Each record is to be printed again precisely as it reads.

----- DATA PROVIDED -----

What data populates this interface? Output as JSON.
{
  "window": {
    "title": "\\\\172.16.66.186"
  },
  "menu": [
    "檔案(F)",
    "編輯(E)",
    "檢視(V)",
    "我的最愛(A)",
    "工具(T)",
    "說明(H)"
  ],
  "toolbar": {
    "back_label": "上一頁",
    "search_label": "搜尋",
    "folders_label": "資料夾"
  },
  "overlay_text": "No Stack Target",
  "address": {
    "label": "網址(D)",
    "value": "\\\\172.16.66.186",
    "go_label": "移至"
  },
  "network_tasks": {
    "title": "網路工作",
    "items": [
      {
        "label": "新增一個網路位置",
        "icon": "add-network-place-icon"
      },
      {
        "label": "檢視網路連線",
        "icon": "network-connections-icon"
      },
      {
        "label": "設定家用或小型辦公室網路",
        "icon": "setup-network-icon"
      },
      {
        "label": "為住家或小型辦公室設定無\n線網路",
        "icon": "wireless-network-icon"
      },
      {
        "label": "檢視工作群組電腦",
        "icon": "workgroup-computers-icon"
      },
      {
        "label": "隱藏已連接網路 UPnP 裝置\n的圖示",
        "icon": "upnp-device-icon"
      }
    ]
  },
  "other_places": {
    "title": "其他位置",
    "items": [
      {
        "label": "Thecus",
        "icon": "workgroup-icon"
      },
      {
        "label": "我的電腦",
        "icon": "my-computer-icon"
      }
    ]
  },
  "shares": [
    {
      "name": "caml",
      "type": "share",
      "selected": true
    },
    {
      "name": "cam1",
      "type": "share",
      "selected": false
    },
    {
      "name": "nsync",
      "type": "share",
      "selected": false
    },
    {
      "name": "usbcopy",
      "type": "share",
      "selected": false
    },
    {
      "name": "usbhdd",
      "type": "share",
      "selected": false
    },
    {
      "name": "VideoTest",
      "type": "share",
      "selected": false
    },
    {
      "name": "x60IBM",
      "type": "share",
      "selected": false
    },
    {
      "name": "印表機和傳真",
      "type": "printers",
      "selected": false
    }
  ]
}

-----

■ **FINISHED EXERCISE**
What data populates this interface? Output as JSON.
{
  "window": {
    "title": "\\\\172.16.66.186"
  },
  "menu": [
    "檔案(F)",
    "編輯(E)",
    "檢視(V)",
    "我的最愛(A)",
    "工具(T)",
    "說明(H)"
  ],
  "toolbar": {
    "back_label": "上一頁",
    "search_label": "搜尋",
    "folders_label": "資料夾"
  },
  "overlay_text": "No Stack Target",
  "address": {
    "label": "網址(D)",
    "value": "\\\\172.16.66.186",
    "go_label": "移至"
  },
  "network_tasks": {
    "title": "網路工作",
    "items": [
      {
        "label": "新增一個網路位置",
        "icon": "add-network-place-icon"
      },
      {
        "label": "檢視網路連線",
        "icon": "network-connections-icon"
      },
      {
        "label": "設定家用或小型辦公室網路",
        "icon": "setup-network-icon"
      },
      {
        "label": "為住家或小型辦公室設定無\n線網路",
        "icon": "wireless-network-icon"
      },
      {
        "label": "檢視工作群組電腦",
        "icon": "workgroup-computers-icon"
      },
      {
        "label": "隱藏已連接網路 UPnP 裝置\n的圖示",
        "icon": "upnp-device-icon"
      }
    ]
  },
  "other_places": {
    "title": "其他位置",
    "items": [
      {
        "label": "Thecus",
        "icon": "workgroup-icon"
      },
      {
        "label": "我的電腦",
        "icon": "my-computer-icon"
      }
    ]
  },
  "shares": [
    {
      "name": "caml",
      "type": "share",
      "selected": true
    },
    {
      "name": "cam1",
      "type": "share",
      "selected": false
    },
    {
      "name": "nsync",
      "type": "share",
      "selected": false
    },
    {
      "name": "usbcopy",
      "type": "share",
      "selected": false
    },
    {
      "name": "usbhdd",
      "type": "share",
      "selected": false
    },
    {
      "name": "VideoTest",
      "type": "share",
      "selected": false
    },
    {
      "name": "x60IBM",
      "type": "share",
      "selected": false
    },
    {
      "name": "印表機和傳真",
      "type": "printers",
      "selected": false
    }
  ]
}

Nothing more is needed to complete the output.